**TEKS YANG DIBERIKAN:**

* * *

Jatuh Bangun Tim BPPT Mewujudkan Pesawat Udara Nir Awak (PUNA)

Tak Ingin Kecewakan sang Pencipta Cetak Biru

Jumat, 24 Mei 2013 – 06:30 WIB
Badan Pengkajian dan Penerapan Teknologi (BPPT) sukses menciptakan pesawat udara nir awak (PUNA).
DUNIA dirgantara Indonesia terus menebarkan optimisme. Setelah PT Dirgantara Indonesia (DI) kebanjiran pesanan helikopter militer, Badan Pengkajian dan Penerapan Teknologi (BPPT) sukses menciptakan pesawat udara nir awak (PUNA) yang siap dikomersialkan. Jerih payah selama 15 tahun pun terbayar.
 
BAYU PUTRA, Jakarta
 
TANGGAL 29 April 2013 merupakan hari bersejarah bagi proses penciptaan PUNA. Sebab, mulai tanggal itu, BPPT menyatakan kesiapannya untuk memproduksi pesawat tanpa awak tersebut secara komersial. Mereka siap menerima pemesanan dari pihak luar. Rilis PUNA yang diberi nama Wulung itu dilakukan Kementerian Pertahanan bersama PT DI sebagai pelaksana produksinya.

Para penggawa tim produksi PUNA Wulung pun bersorak kegirangan menyambut babak baru industri kedirgantaraan Indonesia tersebut. Wajah kurang tidur mereka pun seketika berubah ceria seusai penandatanganan kerja sama komersialisasi PUNA. Sembari memandangi pesawat dengan warna dominan biru laut yang sedang dipamerkan itu, senyum cerah terus menghiasi raut wajah penuh kepuasan mereka.

Bagi tim PUNA Wulung, inilah salah satu babak yang sudah lama diimpikan: menghasilkan produk teknologi tinggi yang bisa dikomersialkan. Meski belum secanggih pesawat tak berawak bikinan negara maju, optimisme tetap membuncah.

Sekitar 50 orang anggota tim pengembang PUNA Wulung menyatakan kesiapannya untuk mengembangkan pesawat itu agar lebih canggih. Harapannya, pesawat tersebut akan digunakan untuk kepentingan militer Indonesia dan menjadi bagian alutsista asli buatan anak negeri.

Para anggota tim PUNA Wulung memang pantas berbangga. Hasil pengembangan bertahun-tahun mampu menghasilkan pesawat nirawak yang cocok untuk kondisi geografis Indonesia. "Kami tidak bisa melupakan jasa almarhum Prof Said," ujar Kepala Program PUNA Joko Purwono ketika ditemui pekan lalu.

Pengembangan PUNA di Indonesia memang tidak bisa dilepaskan dari sosok Prof Said Djauharsjah Jenie. Mantan kepala BPPT itu merupakan perintis teknologi PUNA. Pada 1998 Said yang bermimpi Indonesia memiliki pesawat intai tak berawak mulai merekayasa teknologi dirgantara yang merupakan bidang keilmuannya.

Sayang, karena berbagai keterbatasan di BPPT kala itu, Said memutuskan untuk menggandeng pihak swasta guna mengembangkan PUNA. Bahkan, krisis ekonomi dan kondisi politik pascareformasi sempat membuat proyek tersebut mandek. Baru pada akhir 2004 pengembangan PUNA dilakukan lagi.

* * *

**KUMPULAN DATA:**
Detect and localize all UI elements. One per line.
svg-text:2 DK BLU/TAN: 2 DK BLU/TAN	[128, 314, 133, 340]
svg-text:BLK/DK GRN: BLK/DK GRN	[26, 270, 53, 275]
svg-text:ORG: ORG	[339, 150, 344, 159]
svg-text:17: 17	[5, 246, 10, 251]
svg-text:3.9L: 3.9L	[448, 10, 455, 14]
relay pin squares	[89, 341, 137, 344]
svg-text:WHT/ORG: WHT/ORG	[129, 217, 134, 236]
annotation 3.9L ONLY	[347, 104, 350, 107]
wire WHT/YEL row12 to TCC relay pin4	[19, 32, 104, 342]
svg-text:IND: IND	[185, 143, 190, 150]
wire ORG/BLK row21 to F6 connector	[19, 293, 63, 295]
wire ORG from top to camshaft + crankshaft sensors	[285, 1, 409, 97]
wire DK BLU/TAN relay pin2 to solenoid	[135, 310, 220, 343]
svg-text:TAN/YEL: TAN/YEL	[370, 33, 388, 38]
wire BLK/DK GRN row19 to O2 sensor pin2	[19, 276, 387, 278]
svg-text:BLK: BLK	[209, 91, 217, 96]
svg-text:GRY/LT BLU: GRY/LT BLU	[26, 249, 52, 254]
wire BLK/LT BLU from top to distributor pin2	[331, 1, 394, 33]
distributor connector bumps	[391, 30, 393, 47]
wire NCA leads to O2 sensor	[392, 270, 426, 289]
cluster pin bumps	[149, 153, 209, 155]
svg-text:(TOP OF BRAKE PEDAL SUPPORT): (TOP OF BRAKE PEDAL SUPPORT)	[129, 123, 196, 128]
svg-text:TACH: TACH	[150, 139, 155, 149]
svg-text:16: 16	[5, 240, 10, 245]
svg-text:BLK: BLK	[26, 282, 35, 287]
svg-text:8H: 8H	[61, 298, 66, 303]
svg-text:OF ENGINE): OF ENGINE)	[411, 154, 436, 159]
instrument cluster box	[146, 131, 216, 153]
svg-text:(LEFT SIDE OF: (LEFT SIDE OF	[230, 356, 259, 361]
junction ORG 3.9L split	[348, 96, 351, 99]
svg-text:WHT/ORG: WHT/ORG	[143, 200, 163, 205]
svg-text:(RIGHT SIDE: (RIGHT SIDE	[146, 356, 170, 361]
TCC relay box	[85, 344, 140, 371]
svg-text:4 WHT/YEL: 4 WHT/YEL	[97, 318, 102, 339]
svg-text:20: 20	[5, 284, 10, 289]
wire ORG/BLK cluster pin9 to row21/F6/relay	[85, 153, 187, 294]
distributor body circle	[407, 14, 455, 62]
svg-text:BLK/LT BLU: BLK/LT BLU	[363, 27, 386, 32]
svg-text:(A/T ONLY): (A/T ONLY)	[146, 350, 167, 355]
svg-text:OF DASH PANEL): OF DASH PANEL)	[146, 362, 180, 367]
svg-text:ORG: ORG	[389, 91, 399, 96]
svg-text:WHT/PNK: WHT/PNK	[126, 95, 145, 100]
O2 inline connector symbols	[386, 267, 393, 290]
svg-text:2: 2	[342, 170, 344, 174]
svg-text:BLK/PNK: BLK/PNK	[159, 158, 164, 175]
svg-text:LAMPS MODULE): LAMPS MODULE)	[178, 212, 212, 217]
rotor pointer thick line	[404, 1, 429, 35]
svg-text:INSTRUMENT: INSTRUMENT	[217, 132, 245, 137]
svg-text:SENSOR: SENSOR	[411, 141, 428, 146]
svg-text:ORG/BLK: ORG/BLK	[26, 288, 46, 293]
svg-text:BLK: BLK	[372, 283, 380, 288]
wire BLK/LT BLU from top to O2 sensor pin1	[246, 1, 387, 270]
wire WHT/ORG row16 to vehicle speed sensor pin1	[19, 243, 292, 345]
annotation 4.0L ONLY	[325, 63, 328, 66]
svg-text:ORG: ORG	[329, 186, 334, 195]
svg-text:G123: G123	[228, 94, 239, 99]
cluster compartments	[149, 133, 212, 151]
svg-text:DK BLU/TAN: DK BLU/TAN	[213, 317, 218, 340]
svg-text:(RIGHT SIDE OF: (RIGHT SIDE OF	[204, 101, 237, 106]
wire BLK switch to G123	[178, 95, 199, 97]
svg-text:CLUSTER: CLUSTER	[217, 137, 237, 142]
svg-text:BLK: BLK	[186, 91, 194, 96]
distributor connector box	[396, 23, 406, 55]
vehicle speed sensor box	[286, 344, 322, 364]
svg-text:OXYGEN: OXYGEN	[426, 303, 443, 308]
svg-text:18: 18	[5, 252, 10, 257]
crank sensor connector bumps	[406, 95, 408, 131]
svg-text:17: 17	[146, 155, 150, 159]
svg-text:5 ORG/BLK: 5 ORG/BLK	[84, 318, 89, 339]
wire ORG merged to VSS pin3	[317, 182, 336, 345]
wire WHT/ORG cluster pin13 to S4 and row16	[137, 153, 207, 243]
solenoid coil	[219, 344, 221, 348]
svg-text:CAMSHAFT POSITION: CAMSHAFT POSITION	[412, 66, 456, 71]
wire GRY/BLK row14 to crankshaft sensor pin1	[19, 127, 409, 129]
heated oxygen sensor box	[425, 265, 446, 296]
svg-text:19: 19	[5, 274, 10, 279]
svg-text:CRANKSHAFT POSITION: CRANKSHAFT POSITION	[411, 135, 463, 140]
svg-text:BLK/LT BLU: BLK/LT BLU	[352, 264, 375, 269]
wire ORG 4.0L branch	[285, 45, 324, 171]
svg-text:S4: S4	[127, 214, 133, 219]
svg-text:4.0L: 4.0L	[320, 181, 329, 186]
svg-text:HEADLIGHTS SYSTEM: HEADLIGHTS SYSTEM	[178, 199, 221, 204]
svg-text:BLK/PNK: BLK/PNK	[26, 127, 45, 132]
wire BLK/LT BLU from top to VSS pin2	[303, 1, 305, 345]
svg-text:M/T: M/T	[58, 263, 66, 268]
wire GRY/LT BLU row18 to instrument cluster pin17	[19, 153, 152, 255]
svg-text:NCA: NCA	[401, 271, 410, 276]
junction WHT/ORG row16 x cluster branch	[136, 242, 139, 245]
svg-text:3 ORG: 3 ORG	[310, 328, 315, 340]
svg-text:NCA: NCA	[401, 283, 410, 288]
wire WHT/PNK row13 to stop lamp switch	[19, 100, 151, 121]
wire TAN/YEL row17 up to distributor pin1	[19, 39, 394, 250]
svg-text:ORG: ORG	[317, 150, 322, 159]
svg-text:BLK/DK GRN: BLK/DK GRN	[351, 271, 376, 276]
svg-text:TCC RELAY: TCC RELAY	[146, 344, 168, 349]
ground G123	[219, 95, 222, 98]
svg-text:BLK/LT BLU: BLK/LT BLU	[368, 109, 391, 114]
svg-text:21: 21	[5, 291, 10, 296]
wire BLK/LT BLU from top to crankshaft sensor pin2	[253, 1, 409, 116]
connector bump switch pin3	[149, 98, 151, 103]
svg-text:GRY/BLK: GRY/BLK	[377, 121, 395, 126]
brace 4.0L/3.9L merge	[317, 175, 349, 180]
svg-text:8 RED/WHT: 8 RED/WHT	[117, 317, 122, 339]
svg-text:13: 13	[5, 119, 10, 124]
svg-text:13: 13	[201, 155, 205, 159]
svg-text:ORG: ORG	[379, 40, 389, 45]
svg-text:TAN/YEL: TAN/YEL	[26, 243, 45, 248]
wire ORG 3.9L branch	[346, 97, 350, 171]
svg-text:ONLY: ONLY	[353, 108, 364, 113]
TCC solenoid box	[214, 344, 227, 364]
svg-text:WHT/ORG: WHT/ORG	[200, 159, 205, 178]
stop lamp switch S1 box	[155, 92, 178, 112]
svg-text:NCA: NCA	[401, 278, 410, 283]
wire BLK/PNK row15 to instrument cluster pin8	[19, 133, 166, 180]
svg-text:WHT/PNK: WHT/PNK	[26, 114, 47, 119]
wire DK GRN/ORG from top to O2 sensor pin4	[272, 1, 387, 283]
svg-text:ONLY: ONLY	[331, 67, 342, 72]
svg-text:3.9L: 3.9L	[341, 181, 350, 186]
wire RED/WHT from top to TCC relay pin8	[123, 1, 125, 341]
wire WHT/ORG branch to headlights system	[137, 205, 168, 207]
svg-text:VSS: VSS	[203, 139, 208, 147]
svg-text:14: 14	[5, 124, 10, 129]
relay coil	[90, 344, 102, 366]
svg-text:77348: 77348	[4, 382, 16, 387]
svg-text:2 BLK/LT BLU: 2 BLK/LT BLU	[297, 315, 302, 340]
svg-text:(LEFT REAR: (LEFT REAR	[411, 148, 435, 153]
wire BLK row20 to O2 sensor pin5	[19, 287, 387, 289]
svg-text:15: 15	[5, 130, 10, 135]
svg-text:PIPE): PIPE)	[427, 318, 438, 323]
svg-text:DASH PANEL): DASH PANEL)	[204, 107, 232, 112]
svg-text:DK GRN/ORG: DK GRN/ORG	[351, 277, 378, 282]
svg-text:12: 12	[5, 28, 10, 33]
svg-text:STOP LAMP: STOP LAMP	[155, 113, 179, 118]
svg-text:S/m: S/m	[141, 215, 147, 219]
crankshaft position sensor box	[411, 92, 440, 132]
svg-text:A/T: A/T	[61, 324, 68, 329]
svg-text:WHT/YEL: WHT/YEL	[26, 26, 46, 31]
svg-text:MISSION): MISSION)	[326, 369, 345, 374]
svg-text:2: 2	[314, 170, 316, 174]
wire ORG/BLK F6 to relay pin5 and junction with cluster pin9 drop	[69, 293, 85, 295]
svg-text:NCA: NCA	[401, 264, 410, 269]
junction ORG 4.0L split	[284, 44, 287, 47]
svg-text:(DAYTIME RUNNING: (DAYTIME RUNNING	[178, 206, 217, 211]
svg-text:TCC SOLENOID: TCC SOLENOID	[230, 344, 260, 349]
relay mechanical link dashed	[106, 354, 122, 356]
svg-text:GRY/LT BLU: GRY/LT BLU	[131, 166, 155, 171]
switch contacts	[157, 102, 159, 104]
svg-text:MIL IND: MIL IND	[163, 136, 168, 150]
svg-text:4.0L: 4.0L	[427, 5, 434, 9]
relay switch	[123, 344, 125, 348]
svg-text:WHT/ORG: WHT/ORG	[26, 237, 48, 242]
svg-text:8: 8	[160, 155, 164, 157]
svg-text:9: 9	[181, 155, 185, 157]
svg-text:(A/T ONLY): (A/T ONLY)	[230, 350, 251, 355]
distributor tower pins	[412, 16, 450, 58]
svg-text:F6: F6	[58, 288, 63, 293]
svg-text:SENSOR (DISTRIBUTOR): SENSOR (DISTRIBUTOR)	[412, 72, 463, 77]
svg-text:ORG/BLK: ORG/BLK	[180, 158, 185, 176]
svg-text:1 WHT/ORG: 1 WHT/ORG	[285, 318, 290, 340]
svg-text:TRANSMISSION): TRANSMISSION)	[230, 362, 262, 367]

* * *

**TUJUAN TUGAS:** Salin ulang tanpa mengubah apa pun bagian artikel tentang pesawat nir awak BPPT di atas, dari "DUNIA dirgantara Indonesia" sampai dengan "sebagai pelaksana produksinya.".

**JAWABAN YANG DIHARAPKAN:**
DUNIA dirgantara Indonesia terus menebarkan optimisme. Setelah PT Dirgantara Indonesia (DI) kebanjiran pesanan helikopter militer, Badan Pengkajian dan Penerapan Teknologi (BPPT) sukses menciptakan pesawat udara nir awak (PUNA) yang siap dikomersialkan. Jerih payah selama 15 tahun pun terbayar.
 
BAYU PUTRA, Jakarta
 
TANGGAL 29 April 2013 merupakan hari bersejarah bagi proses penciptaan PUNA. Sebab, mulai tanggal itu, BPPT menyatakan kesiapannya untuk memproduksi pesawat tanpa awak tersebut secara komersial. Mereka siap menerima pemesanan dari pihak luar. Rilis PUNA yang diberi nama Wulung itu dilakukan Kementerian Pertahanan bersama PT DI sebagai pelaksana produksinya.